Don Quijote en Nueva York

Por Martín Cristal

Teoría I (de Brooklyn a La Mancha)

Sobre el final del Capítulo VIII de la Primera Parte del Quijote, da comienzo el delicioso entretejido de las categorías de autor, narrador y personajes, juego de espejos que, junto con otras maravillas, contribuyó a la fama de la obra maestra de Cervantes.

Paul Auster revisita este procedimiento en Ciudad de cristal (City of Glass, 1985). Esta novela integra la Trilogía de Nueva York, obra donde Auster replica ese mismo juego de espejos hasta lo inextricable, convirtiéndolo en uno de sus encantos principales. En la trilogía de Auster hay nombres que se repiten pero que no necesariamente designan a los mismos personajes. Hay personajes que escriben con seudónimos y luego asumen falsas identidades; hay intercambios, duplicidades, nombres de la vida real —el del autor, el de su hijo— intercalados entre los de la ficción, y también nombres de la ficción que refieren a otras obras de ficción (William Wilson, por ejemplo, referencia literaria que cae como anillo al dedo para esta clase de juegos con la identidad).

Tarea asignada A. Indica si cada afirmación coincide con el fragmento seleccionado y cita las palabras que lo deciden: (i) Ciudad de cristal se publicó en 1985; (ii) en la trilogía de Auster, los nombres que se repiten designan siempre a los mismos personajes; (iii) el entretejido de autor, narrador y personajes comienza al final del Capítulo VIII de la Segunda Parte del Quijote.
Tarea asignada B.
Responde según el fragmento seleccionado:
(i) ¿Qué tres categorías se entretejen en el Quijote?
(ii) ¿De qué obra forma parte Ciudad de cristal?
(iii) ¿Qué referencia literaria se da como ejemplo de nombre de ficción que remite a otra obra?
Tarea asignada C. Convierte en una lista el párrafo del fragmento seleccionado que empieza con "Paul Auster revisita este procedimiento" sin perder sus datos principales.

Datos.
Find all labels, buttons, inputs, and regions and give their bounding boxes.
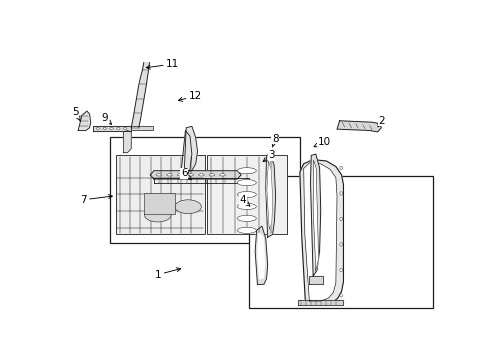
Ellipse shape	[175, 200, 201, 214]
Ellipse shape	[339, 166, 342, 170]
Ellipse shape	[339, 217, 342, 221]
Text: 5: 5	[72, 108, 80, 121]
Ellipse shape	[237, 227, 256, 233]
Polygon shape	[154, 177, 248, 183]
Ellipse shape	[237, 168, 256, 174]
Text: 9: 9	[101, 113, 111, 124]
Bar	[110, 138, 299, 243]
Ellipse shape	[103, 127, 106, 129]
Ellipse shape	[237, 192, 256, 198]
Polygon shape	[206, 156, 286, 234]
Polygon shape	[255, 226, 267, 284]
Ellipse shape	[339, 294, 342, 297]
Ellipse shape	[117, 127, 120, 129]
Polygon shape	[265, 154, 275, 237]
Polygon shape	[144, 193, 175, 214]
Polygon shape	[303, 163, 336, 301]
Ellipse shape	[110, 127, 113, 129]
Ellipse shape	[237, 203, 256, 210]
Polygon shape	[184, 126, 197, 171]
Text: 11: 11	[146, 59, 179, 69]
Ellipse shape	[339, 243, 342, 246]
Ellipse shape	[96, 127, 100, 129]
Polygon shape	[299, 159, 343, 305]
Polygon shape	[266, 161, 272, 229]
Polygon shape	[180, 131, 191, 177]
Ellipse shape	[339, 268, 342, 271]
Text: 10: 10	[313, 136, 330, 147]
Bar	[128, 126, 153, 130]
Text: 3: 3	[263, 150, 274, 162]
Text: 4: 4	[239, 195, 249, 206]
Polygon shape	[297, 300, 343, 305]
Ellipse shape	[237, 180, 256, 186]
Polygon shape	[131, 63, 149, 128]
Ellipse shape	[339, 192, 342, 195]
Polygon shape	[93, 126, 131, 131]
Polygon shape	[308, 276, 323, 284]
Ellipse shape	[166, 174, 172, 176]
Ellipse shape	[156, 174, 162, 176]
Ellipse shape	[237, 215, 256, 221]
Polygon shape	[150, 171, 241, 179]
Ellipse shape	[177, 174, 183, 176]
Polygon shape	[257, 233, 264, 279]
Text: 6: 6	[181, 168, 191, 180]
Polygon shape	[123, 131, 131, 153]
Ellipse shape	[219, 174, 225, 176]
Polygon shape	[116, 156, 205, 234]
Ellipse shape	[144, 208, 171, 222]
Ellipse shape	[198, 174, 204, 176]
Text: 12: 12	[178, 91, 202, 101]
Ellipse shape	[123, 127, 126, 129]
Text: 2: 2	[377, 116, 384, 127]
Text: 8: 8	[271, 134, 278, 147]
Polygon shape	[312, 160, 318, 270]
Bar	[248, 176, 432, 308]
Text: 1: 1	[154, 268, 180, 280]
Polygon shape	[78, 111, 90, 131]
Text: 7: 7	[80, 195, 112, 205]
Ellipse shape	[209, 174, 214, 176]
Polygon shape	[336, 121, 381, 132]
Ellipse shape	[187, 174, 193, 176]
Polygon shape	[310, 154, 320, 276]
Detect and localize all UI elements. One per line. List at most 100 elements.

Respuesta A.
(i) Sí: "Ciudad de cristal (City of Glass, 1985)".
(ii) No: "hay nombres que se repiten pero que no necesariamente designan a los mismos personajes".
(iii) No: "Sobre el final del Capítulo VIII de la Primera Parte del Quijote".

Respuesta B.
(i) Autor, narrador y personajes.
(ii) De la Trilogía de Nueva York.
(iii) William Wilson.

Respuesta C.
- Auster retoma el procedimiento en Ciudad de cristal (1985), novela de la Trilogía de Nueva York.
- En la trilogía lleva el juego de espejos hasta lo inextricable, y ese juego es uno de sus encantos principales.
- Hay nombres repetidos que no siempre designan a los mismos personajes.
- Hay personajes que escriben con seudónimos y luego asumen falsas identidades. También hay intercambios y duplicidades.
- Nombres de la vida real, como el del autor y el de su hijo, aparecen entre los de ficción.
- Algunos nombres de ficción remiten a otras obras de ficción, como William Wilson.